*DIRECTION*.
Copy each entry as it stands, leaving nothing out.

*RECORDS FOR THIS TASK*.
'''

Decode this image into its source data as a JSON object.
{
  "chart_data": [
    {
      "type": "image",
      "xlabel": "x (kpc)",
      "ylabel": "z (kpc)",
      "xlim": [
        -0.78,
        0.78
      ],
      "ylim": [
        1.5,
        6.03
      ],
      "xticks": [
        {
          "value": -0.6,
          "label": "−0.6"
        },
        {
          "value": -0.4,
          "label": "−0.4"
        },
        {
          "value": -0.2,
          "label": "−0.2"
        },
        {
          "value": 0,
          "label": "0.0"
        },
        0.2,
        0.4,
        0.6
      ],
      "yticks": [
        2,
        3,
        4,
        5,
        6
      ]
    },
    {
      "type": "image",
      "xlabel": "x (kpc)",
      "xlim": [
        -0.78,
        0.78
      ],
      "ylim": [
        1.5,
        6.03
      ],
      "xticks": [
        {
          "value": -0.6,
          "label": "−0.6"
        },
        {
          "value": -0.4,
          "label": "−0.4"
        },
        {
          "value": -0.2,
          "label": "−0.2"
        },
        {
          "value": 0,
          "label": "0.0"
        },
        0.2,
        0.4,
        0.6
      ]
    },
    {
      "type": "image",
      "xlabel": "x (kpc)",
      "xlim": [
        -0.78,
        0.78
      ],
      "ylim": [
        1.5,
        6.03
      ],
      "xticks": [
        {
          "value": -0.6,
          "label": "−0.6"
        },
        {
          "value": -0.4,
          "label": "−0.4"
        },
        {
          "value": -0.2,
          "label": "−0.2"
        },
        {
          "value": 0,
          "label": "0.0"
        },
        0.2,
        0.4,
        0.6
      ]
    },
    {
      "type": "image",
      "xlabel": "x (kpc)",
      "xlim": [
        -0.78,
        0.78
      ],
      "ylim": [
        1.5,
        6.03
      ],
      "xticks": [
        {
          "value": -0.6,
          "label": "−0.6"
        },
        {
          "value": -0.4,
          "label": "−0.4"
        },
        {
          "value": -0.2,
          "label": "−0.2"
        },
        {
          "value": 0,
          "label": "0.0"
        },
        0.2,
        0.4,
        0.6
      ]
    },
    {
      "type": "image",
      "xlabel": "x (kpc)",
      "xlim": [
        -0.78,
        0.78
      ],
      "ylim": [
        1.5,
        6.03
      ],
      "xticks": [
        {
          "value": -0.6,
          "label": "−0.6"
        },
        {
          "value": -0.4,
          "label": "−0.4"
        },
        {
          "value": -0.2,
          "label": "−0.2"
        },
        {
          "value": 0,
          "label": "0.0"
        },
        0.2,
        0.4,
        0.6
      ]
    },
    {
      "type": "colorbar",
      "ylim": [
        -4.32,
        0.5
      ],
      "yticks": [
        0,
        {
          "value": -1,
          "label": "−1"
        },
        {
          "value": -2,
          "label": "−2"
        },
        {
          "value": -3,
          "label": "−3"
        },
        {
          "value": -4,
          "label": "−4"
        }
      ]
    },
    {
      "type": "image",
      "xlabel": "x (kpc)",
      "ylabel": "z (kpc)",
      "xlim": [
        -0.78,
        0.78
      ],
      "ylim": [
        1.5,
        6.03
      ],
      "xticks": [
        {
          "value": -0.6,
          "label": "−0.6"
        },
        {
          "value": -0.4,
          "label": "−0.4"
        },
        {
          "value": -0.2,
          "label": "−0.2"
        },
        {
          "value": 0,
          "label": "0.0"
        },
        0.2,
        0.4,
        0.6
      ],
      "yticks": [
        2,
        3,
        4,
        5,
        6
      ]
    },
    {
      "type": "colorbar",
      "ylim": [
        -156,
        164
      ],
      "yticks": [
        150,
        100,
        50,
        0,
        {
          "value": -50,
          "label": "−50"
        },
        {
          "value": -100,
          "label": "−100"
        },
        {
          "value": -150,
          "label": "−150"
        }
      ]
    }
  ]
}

'''

*CORRECT OUTPUT*.
Decode this image into its source data as a JSON object.
{
  "chart_data": [
    {
      "type": "image",
      "xlabel": "x (kpc)",
      "ylabel": "z (kpc)",
      "xlim": [
        -0.78,
        0.78
      ],
      "ylim": [
        1.5,
        6.03
      ],
      "xticks": [
        {
          "value": -0.6,
          "label": "−0.6"
        },
        {
          "value": -0.4,
          "label": "−0.4"
        },
        {
          "value": -0.2,
          "label": "−0.2"
        },
        {
          "value": 0,
          "label": "0.0"
        },
        0.2,
        0.4,
        0.6
      ],
      "yticks": [
        2,
        3,
        4,
        5,
        6
      ]
    },
    {
      "type": "image",
      "xlabel": "x (kpc)",
      "xlim": [
        -0.78,
        0.78
      ],
      "ylim": [
        1.5,
        6.03
      ],
      "xticks": [
        {
          "value": -0.6,
          "label": "−0.6"
        },
        {
          "value": -0.4,
          "label": "−0.4"
        },
        {
          "value": -0.2,
          "label": "−0.2"
        },
        {
          "value": 0,
          "label": "0.0"
        },
        0.2,
        0.4,
        0.6
      ]
    },
    {
      "type": "image",
      "xlabel": "x (kpc)",
      "xlim": [
        -0.78,
        0.78
      ],
      "ylim": [
        1.5,
        6.03
      ],
      "xticks": [
        {
          "value": -0.6,
          "label": "−0.6"
        },
        {
          "value": -0.4,
          "label": "−0.4"
        },
        {
          "value": -0.2,
          "label": "−0.2"
        },
        {
          "value": 0,
          "label": "0.0"
        },
        0.2,
        0.4,
        0.6
      ]
    },
    {
      "type": "image",
      "xlabel": "x (kpc)",
      "xlim": [
        -0.78,
        0.78
      ],
      "ylim": [
        1.5,
        6.03
      ],
      "xticks": [
        {
          "value": -0.6,
          "label": "−0.6"
        },
        {
          "value": -0.4,
          "label": "−0.4"
        },
        {
          "value": -0.2,
          "label": "−0.2"
        },
        {
          "value": 0,
          "label": "0.0"
        },
        0.2,
        0.4,
        0.6
      ]
    },
    {
      "type": "image",
      "xlabel": "x (kpc)",
      "xlim": [
        -0.78,
        0.78
      ],
      "ylim": [
        1.5,
        6.03
      ],
      "xticks": [
        {
          "value": -0.6,
          "label": "−0.6"
        },
        {
          "value": -0.4,
          "label": "−0.4"
        },
        {
          "value": -0.2,
          "label": "−0.2"
        },
        {
          "value": 0,
          "label": "0.0"
        },
        0.2,
        0.4,
        0.6
      ]
    },
    {
      "type": "colorbar",
      "ylim": [
        -4.32,
        0.5
      ],
      "yticks": [
        0,
        {
          "value": -1,
          "label": "−1"
        },
        {
          "value": -2,
          "label": "−2"
        },
        {
          "value": -3,
          "label": "−3"
        },
        {
          "value": -4,
          "label": "−4"
        }
      ]
    },
    {
      "type": "image",
      "xlabel": "x (kpc)",
      "ylabel": "z (kpc)",
      "xlim": [
        -0.78,
        0.78
      ],
      "ylim": [
        1.5,
        6.03
      ],
      "xticks": [
        {
          "value": -0.6,
          "label": "−0.6"
        },
        {
          "value": -0.4,
          "label": "−0.4"
        },
        {
          "value": -0.2,
          "label": "−0.2"
        },
        {
          "value": 0,
          "label": "0.0"
        },
        0.2,
        0.4,
        0.6
      ],
      "yticks": [
        2,
        3,
        4,
        5,
        6
      ]
    },
    {
      "type": "colorbar",
      "ylim": [
        -156,
        164
      ],
      "yticks": [
        150,
        100,
        50,
        0,
        {
          "value": -50,
          "label": "−50"
        },
        {
          "value": -100,
          "label": "−100"
        },
        {
          "value": -150,
          "label": "−150"
        }
      ]
    }
  ]
}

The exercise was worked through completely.